■ **The exercise**
Everything in the listing except the pictures should be written out exactly.

───── Materials provided ─────

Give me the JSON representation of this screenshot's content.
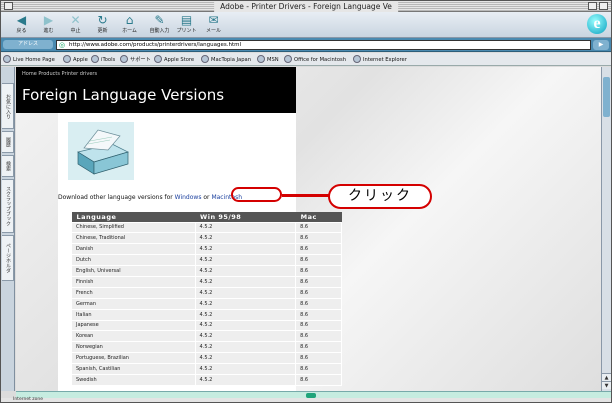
{
  "window": {
    "title": "Adobe - Printer Drivers - Foreign Language Ve"
  },
  "toolbar": {
    "buttons": [
      {
        "label": "戻る",
        "icon": "back-icon"
      },
      {
        "label": "進む",
        "icon": "forward-icon"
      },
      {
        "label": "中止",
        "icon": "stop-icon"
      },
      {
        "label": "更新",
        "icon": "refresh-icon"
      },
      {
        "label": "ホーム",
        "icon": "home-icon"
      },
      {
        "label": "自動入力",
        "icon": "autofill-icon"
      },
      {
        "label": "プリント",
        "icon": "print-icon"
      },
      {
        "label": "メール",
        "icon": "mail-icon"
      }
    ]
  },
  "address": {
    "label": "アドレス",
    "url": "http://www.adobe.com/products/printerdrivers/languages.html",
    "go_label": "移動"
  },
  "favorites": [
    "Live Home Page",
    "Apple",
    "iTools",
    "サポート",
    "Apple Store",
    "MacTopia Japan",
    "MSN",
    "Office for Macintosh",
    "Internet Explorer"
  ],
  "explorer_tabs": [
    "お気に入り",
    "履歴",
    "検索",
    "スクラップブック",
    "ページホルダ"
  ],
  "page": {
    "breadcrumb": "Home  Products  Printer drivers",
    "heading": "Foreign Language Versions",
    "download_prefix": "Download other language versions for",
    "link_windows": "Windows",
    "link_or": "or",
    "link_mac": "Macintosh",
    "callout": "クリック"
  },
  "table": {
    "headers": [
      "Language",
      "Win 95/98",
      "Mac"
    ],
    "rows": [
      [
        "Chinese, Simplified",
        "4.5.2",
        "8.6"
      ],
      [
        "Chinese, Traditional",
        "4.5.2",
        "8.6"
      ],
      [
        "Danish",
        "4.5.2",
        "8.6"
      ],
      [
        "Dutch",
        "4.5.2",
        "8.6"
      ],
      [
        "English, Universal",
        "4.5.2",
        "8.6"
      ],
      [
        "Finnish",
        "4.5.2",
        "8.6"
      ],
      [
        "French",
        "4.5.2",
        "8.6"
      ],
      [
        "German",
        "4.5.2",
        "8.6"
      ],
      [
        "Italian",
        "4.5.2",
        "8.6"
      ],
      [
        "Japanese",
        "4.5.2",
        "8.6"
      ],
      [
        "Korean",
        "4.5.2",
        "8.6"
      ],
      [
        "Norwegian",
        "4.5.2",
        "8.6"
      ],
      [
        "Portuguese, Brazilian",
        "4.5.2",
        "8.6"
      ],
      [
        "Spanish, Castilian",
        "4.5.2",
        "8.6"
      ],
      [
        "Swedish",
        "4.5.2",
        "8.6"
      ]
    ]
  },
  "status": {
    "text": "Internet zone"
  },
  "colors": {
    "callout": "#d40000",
    "header_bg": "#000000",
    "accent": "#4a8ab0"
  }
}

─────

■ **Exercise result**
Give me the JSON representation of this screenshot's content.
{
  "window": {
    "title": "Adobe - Printer Drivers - Foreign Language Ve"
  },
  "toolbar": {
    "buttons": [
      {
        "label": "戻る",
        "icon": "back-icon"
      },
      {
        "label": "進む",
        "icon": "forward-icon"
      },
      {
        "label": "中止",
        "icon": "stop-icon"
      },
      {
        "label": "更新",
        "icon": "refresh-icon"
      },
      {
        "label": "ホーム",
        "icon": "home-icon"
      },
      {
        "label": "自動入力",
        "icon": "autofill-icon"
      },
      {
        "label": "プリント",
        "icon": "print-icon"
      },
      {
        "label": "メール",
        "icon": "mail-icon"
      }
    ]
  },
  "address": {
    "label": "アドレス",
    "url": "http://www.adobe.com/products/printerdrivers/languages.html",
    "go_label": "移動"
  },
  "favorites": [
    "Live Home Page",
    "Apple",
    "iTools",
    "サポート",
    "Apple Store",
    "MacTopia Japan",
    "MSN",
    "Office for Macintosh",
    "Internet Explorer"
  ],
  "explorer_tabs": [
    "お気に入り",
    "履歴",
    "検索",
    "スクラップブック",
    "ページホルダ"
  ],
  "page": {
    "breadcrumb": "Home  Products  Printer drivers",
    "heading": "Foreign Language Versions",
    "download_prefix": "Download other language versions for",
    "link_windows": "Windows",
    "link_or": "or",
    "link_mac": "Macintosh",
    "callout": "クリック"
  },
  "table": {
    "headers": [
      "Language",
      "Win 95/98",
      "Mac"
    ],
    "rows": [
      [
        "Chinese, Simplified",
        "4.5.2",
        "8.6"
      ],
      [
        "Chinese, Traditional",
        "4.5.2",
        "8.6"
      ],
      [
        "Danish",
        "4.5.2",
        "8.6"
      ],
      [
        "Dutch",
        "4.5.2",
        "8.6"
      ],
      [
        "English, Universal",
        "4.5.2",
        "8.6"
      ],
      [
        "Finnish",
        "4.5.2",
        "8.6"
      ],
      [
        "French",
        "4.5.2",
        "8.6"
      ],
      [
        "German",
        "4.5.2",
        "8.6"
      ],
      [
        "Italian",
        "4.5.2",
        "8.6"
      ],
      [
        "Japanese",
        "4.5.2",
        "8.6"
      ],
      [
        "Korean",
        "4.5.2",
        "8.6"
      ],
      [
        "Norwegian",
        "4.5.2",
        "8.6"
      ],
      [
        "Portuguese, Brazilian",
        "4.5.2",
        "8.6"
      ],
      [
        "Spanish, Castilian",
        "4.5.2",
        "8.6"
      ],
      [
        "Swedish",
        "4.5.2",
        "8.6"
      ]
    ]
  },
  "status": {
    "text": "Internet zone"
  },
  "colors": {
    "callout": "#d40000",
    "header_bg": "#000000",
    "accent": "#4a8ab0"
  }
}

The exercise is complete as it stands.